PROMPT:
Repeat the lines from the one containing "Convert this screenshot" through the last line of the data, exactly, pictures omitted.

(Dataset entries on figures)
• • • • •

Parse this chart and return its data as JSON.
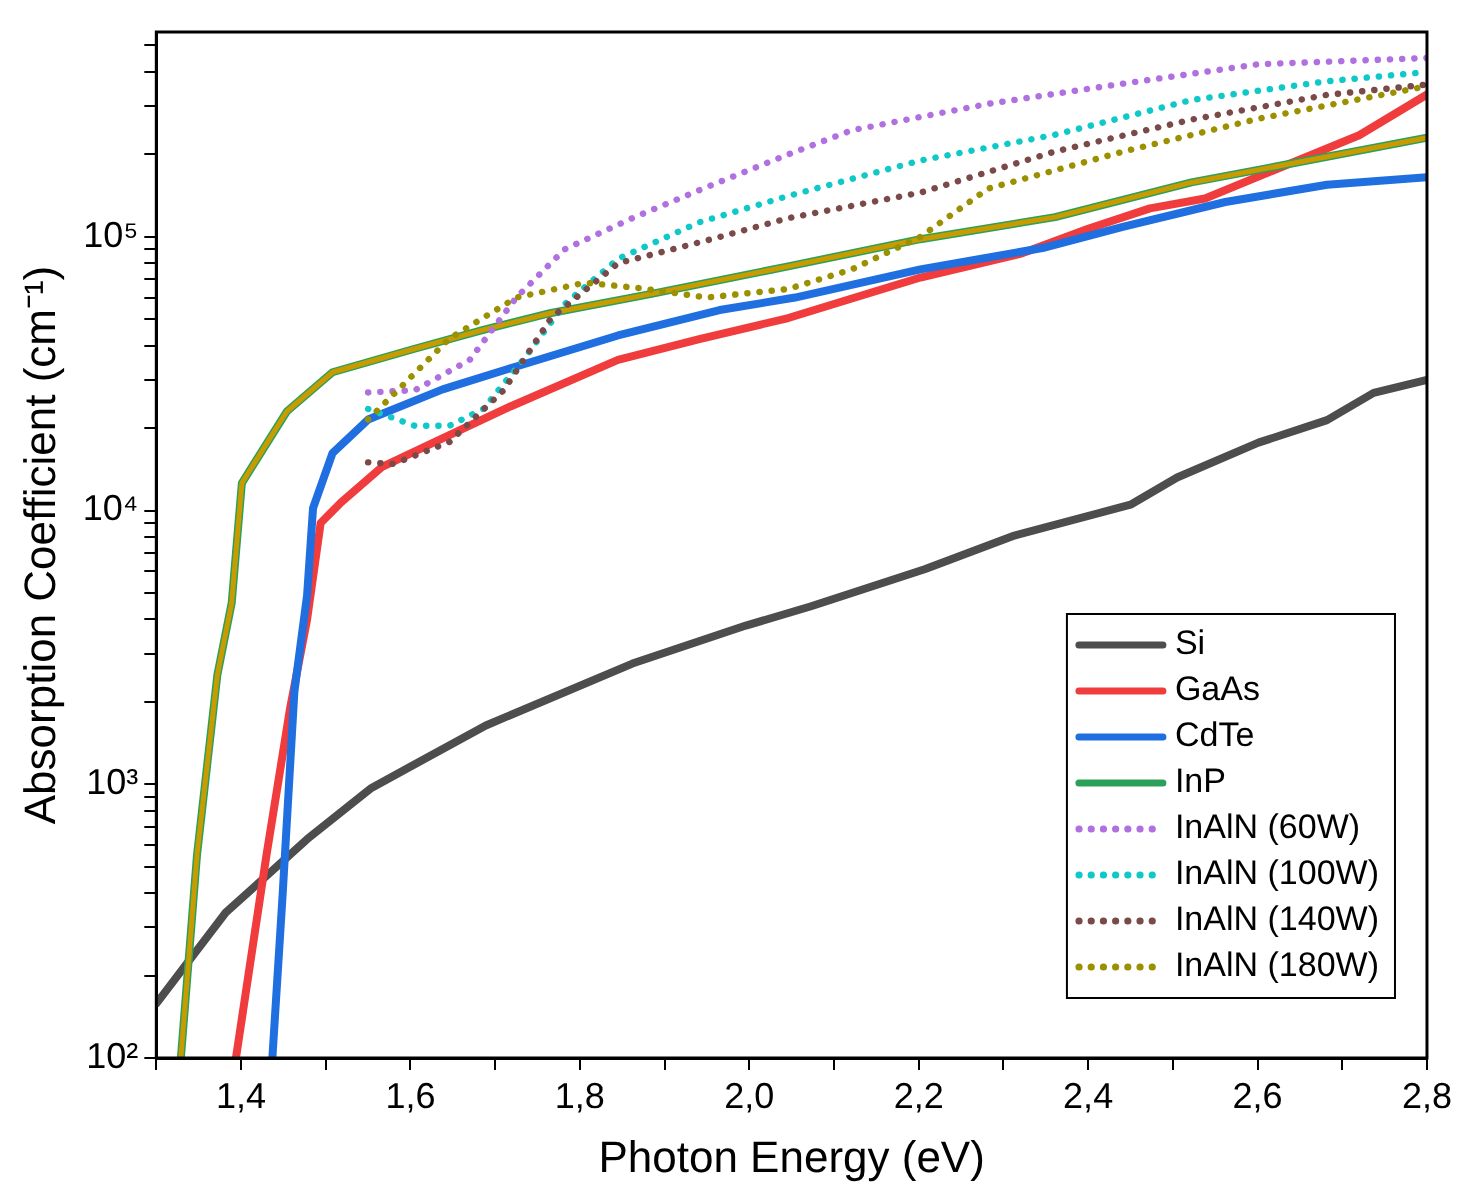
{
  "chart_data": {
    "type": "line",
    "xlabel": "Photon Energy (eV)",
    "ylabel": "Absorption Coefficient (cm⁻¹)",
    "log": "y",
    "grid": false,
    "legend": "bottom right",
    "marker": "none",
    "xlim": [
      1.3,
      2.8
    ],
    "ylim": [
      100,
      560000
    ],
    "xticks": [
      {
        "value": 1.3,
        "label": null
      },
      {
        "value": 1.4,
        "label": "1,4"
      },
      {
        "value": 1.5,
        "label": null
      },
      {
        "value": 1.6,
        "label": "1,6"
      },
      {
        "value": 1.7,
        "label": null
      },
      {
        "value": 1.8,
        "label": "1,8"
      },
      {
        "value": 1.9,
        "label": null
      },
      {
        "value": 2.0,
        "label": "2,0"
      },
      {
        "value": 2.1,
        "label": null
      },
      {
        "value": 2.2,
        "label": "2,2"
      },
      {
        "value": 2.3,
        "label": null
      },
      {
        "value": 2.4,
        "label": "2,4"
      },
      {
        "value": 2.5,
        "label": null
      },
      {
        "value": 2.6,
        "label": "2,6"
      },
      {
        "value": 2.7,
        "label": null
      },
      {
        "value": 2.8,
        "label": "2,8"
      }
    ],
    "yticks": [
      {
        "value": 100,
        "label": "10²"
      },
      {
        "value": 200,
        "label": null
      },
      {
        "value": 300,
        "label": null
      },
      {
        "value": 400,
        "label": null
      },
      {
        "value": 500,
        "label": null
      },
      {
        "value": 600,
        "label": null
      },
      {
        "value": 700,
        "label": null
      },
      {
        "value": 800,
        "label": null
      },
      {
        "value": 900,
        "label": null
      },
      {
        "value": 1000,
        "label": "10³"
      },
      {
        "value": 2000,
        "label": null
      },
      {
        "value": 3000,
        "label": null
      },
      {
        "value": 4000,
        "label": null
      },
      {
        "value": 5000,
        "label": null
      },
      {
        "value": 6000,
        "label": null
      },
      {
        "value": 7000,
        "label": null
      },
      {
        "value": 8000,
        "label": null
      },
      {
        "value": 9000,
        "label": null
      },
      {
        "value": 10000,
        "label": "10⁴"
      },
      {
        "value": 20000,
        "label": null
      },
      {
        "value": 30000,
        "label": null
      },
      {
        "value": 40000,
        "label": null
      },
      {
        "value": 50000,
        "label": null
      },
      {
        "value": 60000,
        "label": null
      },
      {
        "value": 70000,
        "label": null
      },
      {
        "value": 80000,
        "label": null
      },
      {
        "value": 90000,
        "label": null
      },
      {
        "value": 100000,
        "label": "10⁵"
      },
      {
        "value": 200000,
        "label": null
      },
      {
        "value": 300000,
        "label": null
      },
      {
        "value": 400000,
        "label": null
      },
      {
        "value": 500000,
        "label": null
      }
    ],
    "series": [
      {
        "name": "Si",
        "color": "#4d4d4d",
        "line_style": "solid",
        "x": [
          1.3,
          1.382,
          1.478,
          1.554,
          1.689,
          1.862,
          1.996,
          2.073,
          2.207,
          2.313,
          2.45,
          2.505,
          2.601,
          2.682,
          2.737,
          2.8
        ],
        "values": [
          158,
          340,
          630,
          970,
          1640,
          2760,
          3800,
          4470,
          6100,
          8100,
          10500,
          13200,
          17700,
          21400,
          26900,
          30000
        ]
      },
      {
        "name": "GaAs",
        "color": "#f03c3c",
        "line_style": "solid",
        "x": [
          1.394,
          1.43,
          1.458,
          1.478,
          1.494,
          1.518,
          1.566,
          1.629,
          1.718,
          1.845,
          1.941,
          2.046,
          2.202,
          2.322,
          2.4,
          2.473,
          2.538,
          2.617,
          2.72,
          2.8
        ],
        "values": [
          100,
          550,
          1900,
          4000,
          9000,
          10700,
          14400,
          17800,
          24000,
          35500,
          42300,
          50500,
          71000,
          87000,
          107000,
          127000,
          138000,
          174000,
          235000,
          331000
        ]
      },
      {
        "name": "CdTe",
        "color": "#1f6fe0",
        "line_style": "solid",
        "x": [
          1.437,
          1.449,
          1.463,
          1.478,
          1.485,
          1.508,
          1.55,
          1.638,
          1.725,
          1.845,
          1.965,
          2.054,
          2.202,
          2.346,
          2.442,
          2.562,
          2.682,
          2.8
        ],
        "values": [
          100,
          390,
          2180,
          4900,
          10200,
          16200,
          21500,
          27700,
          33600,
          43600,
          54000,
          60000,
          76000,
          91000,
          109000,
          134000,
          155000,
          165000
        ]
      },
      {
        "name": "InP",
        "color": "#2ca05a",
        "line_style": "solid",
        "x": [
          1.329,
          1.348,
          1.372,
          1.389,
          1.401,
          1.454,
          1.508,
          1.605,
          1.686,
          1.766,
          1.886,
          2.046,
          2.202,
          2.361,
          2.522,
          2.682,
          2.8
        ],
        "values": [
          100,
          550,
          2500,
          4600,
          12600,
          23000,
          32000,
          39000,
          45700,
          52700,
          62000,
          78000,
          98000,
          118000,
          158000,
          196000,
          230000
        ]
      },
      {
        "color": "#c89b00",
        "line_style": "solid",
        "x": [
          1.329,
          1.348,
          1.372,
          1.389,
          1.401,
          1.454,
          1.508,
          1.605,
          1.686,
          1.766,
          1.886,
          2.046,
          2.202,
          2.361,
          2.522,
          2.682,
          2.8
        ],
        "values": [
          100,
          550,
          2500,
          4600,
          12600,
          23000,
          32000,
          39000,
          45700,
          52700,
          62000,
          78000,
          98000,
          118000,
          158000,
          196000,
          230000
        ]
      },
      {
        "name": "InAlN (60W)",
        "color": "#b070e0",
        "line_style": "dotted",
        "x": [
          1.55,
          1.605,
          1.67,
          1.725,
          1.782,
          1.862,
          1.95,
          2.046,
          2.121,
          2.282,
          2.442,
          2.601,
          2.8
        ],
        "values": [
          27000,
          27500,
          35500,
          60000,
          90000,
          117000,
          152000,
          200000,
          245000,
          306000,
          363000,
          427000,
          450000
        ]
      },
      {
        "name": "InAlN (100W)",
        "color": "#10c8c8",
        "line_style": "dotted",
        "x": [
          1.55,
          1.605,
          1.646,
          1.686,
          1.734,
          1.782,
          1.845,
          1.941,
          2.046,
          2.202,
          2.361,
          2.522,
          2.682,
          2.8
        ],
        "values": [
          23500,
          20400,
          20400,
          23500,
          35800,
          56700,
          83000,
          113000,
          141000,
          190000,
          236000,
          316000,
          370000,
          400000
        ]
      },
      {
        "name": "InAlN (140W)",
        "color": "#7a4a48",
        "line_style": "dotted",
        "x": [
          1.55,
          1.58,
          1.646,
          1.71,
          1.766,
          1.845,
          1.95,
          2.046,
          2.202,
          2.361,
          2.522,
          2.682,
          2.8
        ],
        "values": [
          15000,
          14800,
          17800,
          27500,
          50500,
          80000,
          97000,
          117000,
          145000,
          205000,
          268000,
          330000,
          360000
        ]
      },
      {
        "name": "InAlN (180W)",
        "color": "#9a9000",
        "line_style": "dotted",
        "x": [
          1.55,
          1.59,
          1.646,
          1.725,
          1.806,
          1.869,
          1.95,
          2.046,
          2.121,
          2.202,
          2.282,
          2.442,
          2.601,
          2.8
        ],
        "values": [
          21500,
          28500,
          42500,
          60000,
          68000,
          65000,
          60000,
          64500,
          76000,
          100000,
          150000,
          205000,
          270000,
          355000
        ]
      }
    ]
  }
}
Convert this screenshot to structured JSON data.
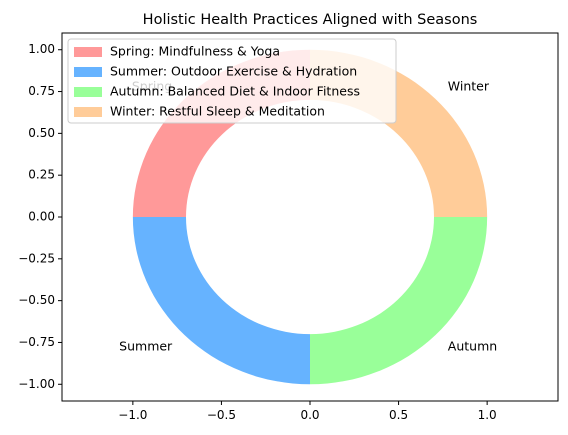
{
  "chart_data": {
    "type": "pie",
    "style": "donut",
    "title": "Holistic Health Practices Aligned with Seasons",
    "slices": [
      {
        "label": "Spring",
        "value": 25,
        "color": "#ff9999",
        "legend": "Spring: Mindfulness & Yoga"
      },
      {
        "label": "Summer",
        "value": 25,
        "color": "#66b3ff",
        "legend": "Summer: Outdoor Exercise & Hydration"
      },
      {
        "label": "Autumn",
        "value": 25,
        "color": "#99ff99",
        "legend": "Autumn: Balanced Diet & Indoor Fitness"
      },
      {
        "label": "Winter",
        "value": 25,
        "color": "#ffcc99",
        "legend": "Winter: Restful Sleep & Meditation"
      }
    ],
    "start_angle_deg": 90,
    "inner_radius_fraction": 0.7,
    "xlim": [
      -1.4,
      1.4
    ],
    "ylim": [
      -1.1,
      1.1
    ],
    "xticks": [
      "−1.0",
      "−0.5",
      "0.0",
      "0.5",
      "1.0"
    ],
    "xtick_values": [
      -1.0,
      -0.5,
      0.0,
      0.5,
      1.0
    ],
    "yticks": [
      "1.00",
      "0.75",
      "0.50",
      "0.25",
      "0.00",
      "−0.25",
      "−0.50",
      "−0.75",
      "−1.00"
    ],
    "ytick_values": [
      1.0,
      0.75,
      0.5,
      0.25,
      0.0,
      -0.25,
      -0.5,
      -0.75,
      -1.0
    ],
    "legend_position": "upper-left",
    "grid": false
  }
}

• • • • •

EXPECTED ANSWER:
Convert this screenshot to structured JSON data.
{
  "chart_data": {
    "type": "pie",
    "style": "donut",
    "title": "Holistic Health Practices Aligned with Seasons",
    "slices": [
      {
        "label": "Spring",
        "value": 25,
        "color": "#ff9999",
        "legend": "Spring: Mindfulness & Yoga"
      },
      {
        "label": "Summer",
        "value": 25,
        "color": "#66b3ff",
        "legend": "Summer: Outdoor Exercise & Hydration"
      },
      {
        "label": "Autumn",
        "value": 25,
        "color": "#99ff99",
        "legend": "Autumn: Balanced Diet & Indoor Fitness"
      },
      {
        "label": "Winter",
        "value": 25,
        "color": "#ffcc99",
        "legend": "Winter: Restful Sleep & Meditation"
      }
    ],
    "start_angle_deg": 90,
    "inner_radius_fraction": 0.7,
    "xlim": [
      -1.4,
      1.4
    ],
    "ylim": [
      -1.1,
      1.1
    ],
    "xticks": [
      "−1.0",
      "−0.5",
      "0.0",
      "0.5",
      "1.0"
    ],
    "xtick_values": [
      -1.0,
      -0.5,
      0.0,
      0.5,
      1.0
    ],
    "yticks": [
      "1.00",
      "0.75",
      "0.50",
      "0.25",
      "0.00",
      "−0.25",
      "−0.50",
      "−0.75",
      "−1.00"
    ],
    "ytick_values": [
      1.0,
      0.75,
      0.5,
      0.25,
      0.0,
      -0.25,
      -0.5,
      -0.75,
      -1.0
    ],
    "legend_position": "upper-left",
    "grid": false
  }
}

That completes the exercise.